[Stored data]

=-=-=-=-=

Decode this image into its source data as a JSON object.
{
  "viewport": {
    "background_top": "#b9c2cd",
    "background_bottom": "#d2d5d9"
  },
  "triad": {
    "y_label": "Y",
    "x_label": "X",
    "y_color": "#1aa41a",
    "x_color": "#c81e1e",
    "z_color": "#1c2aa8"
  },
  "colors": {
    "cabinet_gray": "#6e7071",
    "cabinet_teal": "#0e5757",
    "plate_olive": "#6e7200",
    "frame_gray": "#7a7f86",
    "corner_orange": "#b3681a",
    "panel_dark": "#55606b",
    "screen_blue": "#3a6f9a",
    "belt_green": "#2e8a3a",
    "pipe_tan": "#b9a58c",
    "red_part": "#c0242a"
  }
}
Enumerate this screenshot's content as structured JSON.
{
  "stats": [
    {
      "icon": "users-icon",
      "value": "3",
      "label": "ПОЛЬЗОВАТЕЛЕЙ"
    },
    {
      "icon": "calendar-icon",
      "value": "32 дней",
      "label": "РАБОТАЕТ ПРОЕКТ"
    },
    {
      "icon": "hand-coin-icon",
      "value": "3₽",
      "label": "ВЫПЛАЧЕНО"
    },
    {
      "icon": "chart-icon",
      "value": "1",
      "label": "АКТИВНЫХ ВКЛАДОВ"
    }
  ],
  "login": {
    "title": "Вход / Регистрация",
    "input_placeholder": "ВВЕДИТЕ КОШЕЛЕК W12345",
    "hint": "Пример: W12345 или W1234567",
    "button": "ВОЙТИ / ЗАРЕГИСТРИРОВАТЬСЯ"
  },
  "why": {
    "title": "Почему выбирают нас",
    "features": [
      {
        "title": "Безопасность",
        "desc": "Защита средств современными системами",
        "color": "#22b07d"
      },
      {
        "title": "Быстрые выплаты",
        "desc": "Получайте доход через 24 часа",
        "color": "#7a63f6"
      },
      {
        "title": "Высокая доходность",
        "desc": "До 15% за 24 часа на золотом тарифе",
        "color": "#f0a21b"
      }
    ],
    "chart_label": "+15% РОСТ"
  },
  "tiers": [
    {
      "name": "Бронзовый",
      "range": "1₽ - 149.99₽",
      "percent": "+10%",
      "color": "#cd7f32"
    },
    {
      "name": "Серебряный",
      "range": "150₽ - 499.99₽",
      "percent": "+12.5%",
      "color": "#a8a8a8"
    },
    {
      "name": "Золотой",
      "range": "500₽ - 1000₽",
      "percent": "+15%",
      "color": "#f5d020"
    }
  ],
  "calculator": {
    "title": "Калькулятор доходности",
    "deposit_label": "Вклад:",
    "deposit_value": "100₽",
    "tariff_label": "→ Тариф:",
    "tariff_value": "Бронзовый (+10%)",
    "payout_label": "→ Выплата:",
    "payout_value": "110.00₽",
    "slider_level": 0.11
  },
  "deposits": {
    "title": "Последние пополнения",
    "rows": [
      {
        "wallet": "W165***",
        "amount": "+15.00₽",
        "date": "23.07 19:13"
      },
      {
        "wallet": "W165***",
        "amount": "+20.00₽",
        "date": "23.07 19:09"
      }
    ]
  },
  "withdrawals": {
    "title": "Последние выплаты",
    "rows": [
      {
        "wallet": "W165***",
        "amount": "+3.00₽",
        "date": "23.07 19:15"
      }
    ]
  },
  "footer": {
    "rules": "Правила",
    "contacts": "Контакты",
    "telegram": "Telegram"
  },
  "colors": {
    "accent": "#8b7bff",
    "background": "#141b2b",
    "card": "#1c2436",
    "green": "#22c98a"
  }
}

=-=-=-=-=

• Set exercise
Give all the records again. Match them exactly.

• Response below
Decode this image into its source data as a JSON object.
{
  "viewport": {
    "background_top": "#b9c2cd",
    "background_bottom": "#d2d5d9"
  },
  "triad": {
    "y_label": "Y",
    "x_label": "X",
    "y_color": "#1aa41a",
    "x_color": "#c81e1e",
    "z_color": "#1c2aa8"
  },
  "colors": {
    "cabinet_gray": "#6e7071",
    "cabinet_teal": "#0e5757",
    "plate_olive": "#6e7200",
    "frame_gray": "#7a7f86",
    "corner_orange": "#b3681a",
    "panel_dark": "#55606b",
    "screen_blue": "#3a6f9a",
    "belt_green": "#2e8a3a",
    "pipe_tan": "#b9a58c",
    "red_part": "#c0242a"
  }
}
Enumerate this screenshot's content as structured JSON.
{
  "stats": [
    {
      "icon": "users-icon",
      "value": "3",
      "label": "ПОЛЬЗОВАТЕЛЕЙ"
    },
    {
      "icon": "calendar-icon",
      "value": "32 дней",
      "label": "РАБОТАЕТ ПРОЕКТ"
    },
    {
      "icon": "hand-coin-icon",
      "value": "3₽",
      "label": "ВЫПЛАЧЕНО"
    },
    {
      "icon": "chart-icon",
      "value": "1",
      "label": "АКТИВНЫХ ВКЛАДОВ"
    }
  ],
  "login": {
    "title": "Вход / Регистрация",
    "input_placeholder": "ВВЕДИТЕ КОШЕЛЕК W12345",
    "hint": "Пример: W12345 или W1234567",
    "button": "ВОЙТИ / ЗАРЕГИСТРИРОВАТЬСЯ"
  },
  "why": {
    "title": "Почему выбирают нас",
    "features": [
      {
        "title": "Безопасность",
        "desc": "Защита средств современными системами",
        "color": "#22b07d"
      },
      {
        "title": "Быстрые выплаты",
        "desc": "Получайте доход через 24 часа",
        "color": "#7a63f6"
      },
      {
        "title": "Высокая доходность",
        "desc": "До 15% за 24 часа на золотом тарифе",
        "color": "#f0a21b"
      }
    ],
    "chart_label": "+15% РОСТ"
  },
  "tiers": [
    {
      "name": "Бронзовый",
      "range": "1₽ - 149.99₽",
      "percent": "+10%",
      "color": "#cd7f32"
    },
    {
      "name": "Серебряный",
      "range": "150₽ - 499.99₽",
      "percent": "+12.5%",
      "color": "#a8a8a8"
    },
    {
      "name": "Золотой",
      "range": "500₽ - 1000₽",
      "percent": "+15%",
      "color": "#f5d020"
    }
  ],
  "calculator": {
    "title": "Калькулятор доходности",
    "deposit_label": "Вклад:",
    "deposit_value": "100₽",
    "tariff_label": "→ Тариф:",
    "tariff_value": "Бронзовый (+10%)",
    "payout_label": "→ Выплата:",
    "payout_value": "110.00₽",
    "slider_level": 0.11
  },
  "deposits": {
    "title": "Последние пополнения",
    "rows": [
      {
        "wallet": "W165***",
        "amount": "+15.00₽",
        "date": "23.07 19:13"
      },
      {
        "wallet": "W165***",
        "amount": "+20.00₽",
        "date": "23.07 19:09"
      }
    ]
  },
  "withdrawals": {
    "title": "Последние выплаты",
    "rows": [
      {
        "wallet": "W165***",
        "amount": "+3.00₽",
        "date": "23.07 19:15"
      }
    ]
  },
  "footer": {
    "rules": "Правила",
    "contacts": "Контакты",
    "telegram": "Telegram"
  },
  "colors": {
    "accent": "#8b7bff",
    "background": "#141b2b",
    "card": "#1c2436",
    "green": "#22c98a"
  }
}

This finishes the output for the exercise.